**What is asked:** Of the lines in the entries below, state how many hold the word "from". Say nothing else.

++++++++

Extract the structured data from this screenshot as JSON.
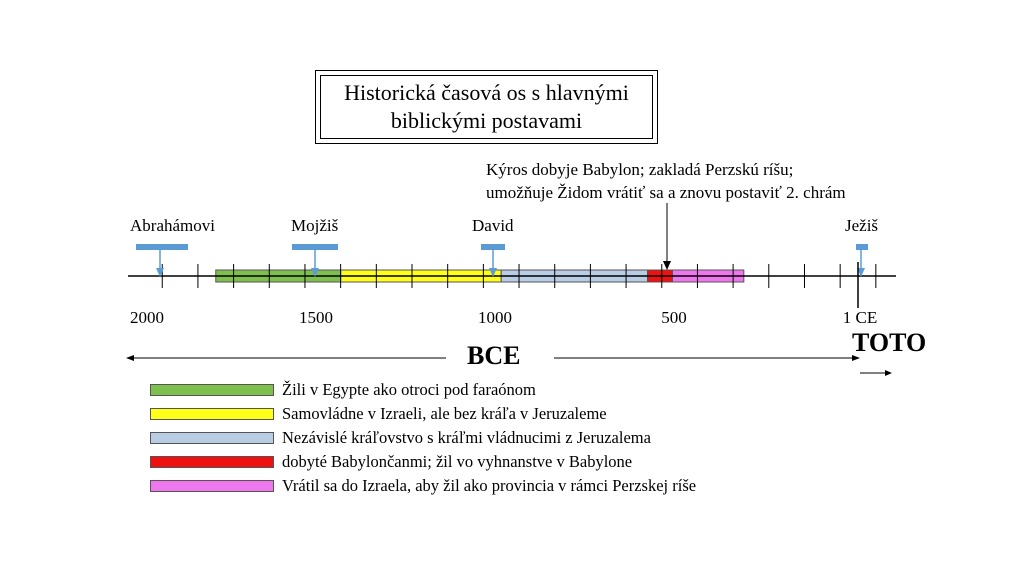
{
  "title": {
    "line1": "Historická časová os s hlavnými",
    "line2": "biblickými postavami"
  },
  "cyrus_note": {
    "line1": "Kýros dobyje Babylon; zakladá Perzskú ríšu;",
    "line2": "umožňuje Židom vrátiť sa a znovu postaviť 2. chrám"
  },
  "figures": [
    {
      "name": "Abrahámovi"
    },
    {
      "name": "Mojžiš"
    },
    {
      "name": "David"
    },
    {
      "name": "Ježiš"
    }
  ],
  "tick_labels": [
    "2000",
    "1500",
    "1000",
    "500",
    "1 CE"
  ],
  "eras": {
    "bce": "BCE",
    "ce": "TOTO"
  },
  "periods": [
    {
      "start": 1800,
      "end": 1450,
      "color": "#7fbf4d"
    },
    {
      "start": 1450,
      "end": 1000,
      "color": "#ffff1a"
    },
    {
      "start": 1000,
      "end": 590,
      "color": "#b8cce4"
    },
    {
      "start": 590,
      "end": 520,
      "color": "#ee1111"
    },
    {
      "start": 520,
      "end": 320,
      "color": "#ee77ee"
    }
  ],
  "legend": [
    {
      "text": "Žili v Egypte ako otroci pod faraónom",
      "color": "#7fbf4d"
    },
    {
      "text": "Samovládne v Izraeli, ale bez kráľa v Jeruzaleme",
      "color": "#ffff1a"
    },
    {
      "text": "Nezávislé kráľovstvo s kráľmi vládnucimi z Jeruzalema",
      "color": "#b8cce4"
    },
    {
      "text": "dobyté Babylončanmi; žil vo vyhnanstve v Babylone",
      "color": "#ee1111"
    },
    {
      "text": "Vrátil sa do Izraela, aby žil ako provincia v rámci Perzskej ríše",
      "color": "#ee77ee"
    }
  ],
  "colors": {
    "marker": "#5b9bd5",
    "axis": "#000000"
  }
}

++++++++

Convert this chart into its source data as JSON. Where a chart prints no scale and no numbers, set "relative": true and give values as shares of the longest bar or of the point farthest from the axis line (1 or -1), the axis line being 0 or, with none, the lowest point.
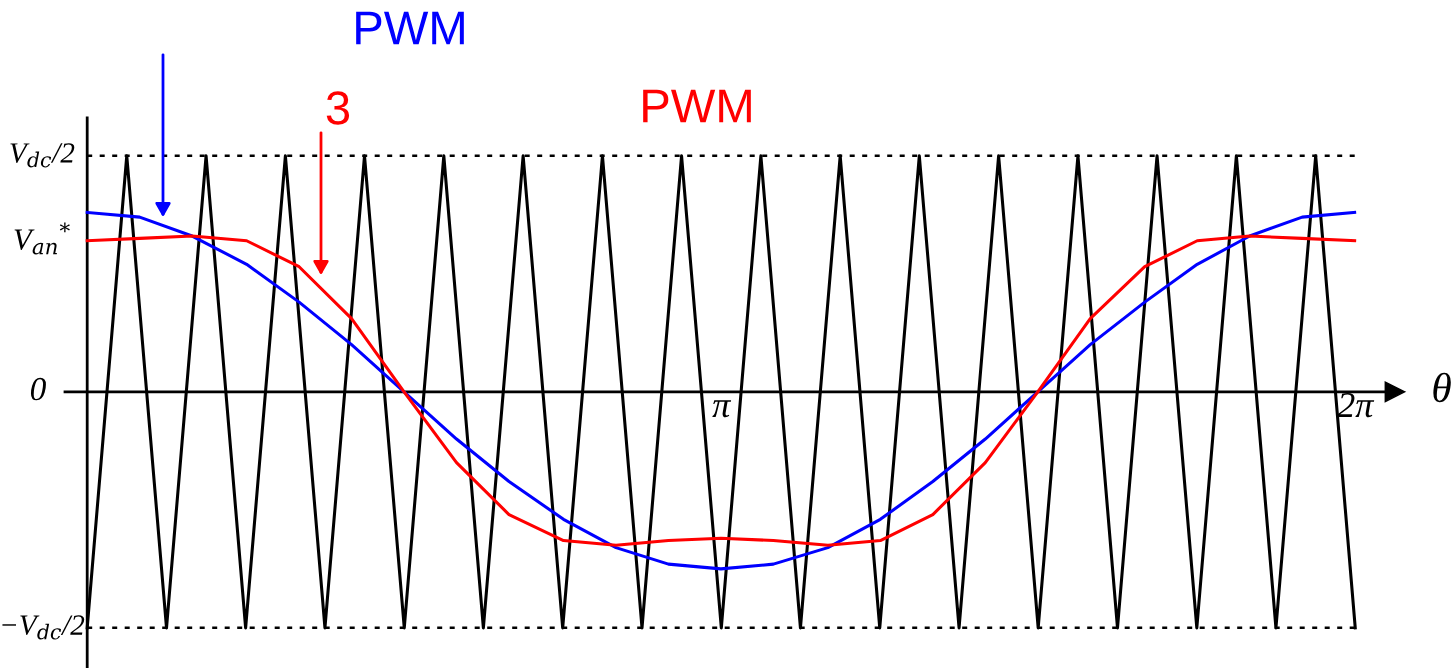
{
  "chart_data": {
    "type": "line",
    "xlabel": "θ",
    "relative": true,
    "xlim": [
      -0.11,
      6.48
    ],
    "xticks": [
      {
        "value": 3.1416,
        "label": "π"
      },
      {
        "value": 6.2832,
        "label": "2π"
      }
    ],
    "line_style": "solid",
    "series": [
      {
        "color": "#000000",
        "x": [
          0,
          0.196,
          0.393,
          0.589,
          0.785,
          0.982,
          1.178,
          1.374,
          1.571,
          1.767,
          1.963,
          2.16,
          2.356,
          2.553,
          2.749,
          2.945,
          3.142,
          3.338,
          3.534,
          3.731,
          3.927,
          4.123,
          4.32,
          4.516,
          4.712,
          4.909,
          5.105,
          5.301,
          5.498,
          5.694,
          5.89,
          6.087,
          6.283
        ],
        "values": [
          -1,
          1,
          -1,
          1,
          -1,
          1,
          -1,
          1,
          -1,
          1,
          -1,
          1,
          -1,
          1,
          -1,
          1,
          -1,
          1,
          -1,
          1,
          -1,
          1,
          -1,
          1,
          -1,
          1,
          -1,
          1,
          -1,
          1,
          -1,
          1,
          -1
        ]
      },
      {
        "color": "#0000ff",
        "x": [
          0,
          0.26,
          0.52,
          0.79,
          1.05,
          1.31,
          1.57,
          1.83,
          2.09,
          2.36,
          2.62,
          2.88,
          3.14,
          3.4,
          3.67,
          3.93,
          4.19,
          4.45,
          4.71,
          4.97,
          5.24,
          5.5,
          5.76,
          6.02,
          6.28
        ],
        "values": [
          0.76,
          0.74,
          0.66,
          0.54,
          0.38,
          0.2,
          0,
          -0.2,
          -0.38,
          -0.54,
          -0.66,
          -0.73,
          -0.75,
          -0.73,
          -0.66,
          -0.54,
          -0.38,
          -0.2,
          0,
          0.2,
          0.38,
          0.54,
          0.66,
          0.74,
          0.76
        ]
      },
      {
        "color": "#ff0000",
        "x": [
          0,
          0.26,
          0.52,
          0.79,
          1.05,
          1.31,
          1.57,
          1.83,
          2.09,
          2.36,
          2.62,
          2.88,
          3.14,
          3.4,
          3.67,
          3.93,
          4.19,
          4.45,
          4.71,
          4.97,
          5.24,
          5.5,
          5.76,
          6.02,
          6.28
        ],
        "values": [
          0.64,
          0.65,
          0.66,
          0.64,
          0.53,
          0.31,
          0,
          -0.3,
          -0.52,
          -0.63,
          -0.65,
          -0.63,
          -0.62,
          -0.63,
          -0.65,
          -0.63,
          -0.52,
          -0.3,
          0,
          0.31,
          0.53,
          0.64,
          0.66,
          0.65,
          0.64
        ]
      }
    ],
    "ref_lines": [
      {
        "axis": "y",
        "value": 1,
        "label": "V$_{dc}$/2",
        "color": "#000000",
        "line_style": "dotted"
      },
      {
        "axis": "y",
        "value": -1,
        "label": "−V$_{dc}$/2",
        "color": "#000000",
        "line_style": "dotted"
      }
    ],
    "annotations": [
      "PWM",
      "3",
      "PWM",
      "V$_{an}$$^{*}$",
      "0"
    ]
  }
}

++++++++

**Task output:** 2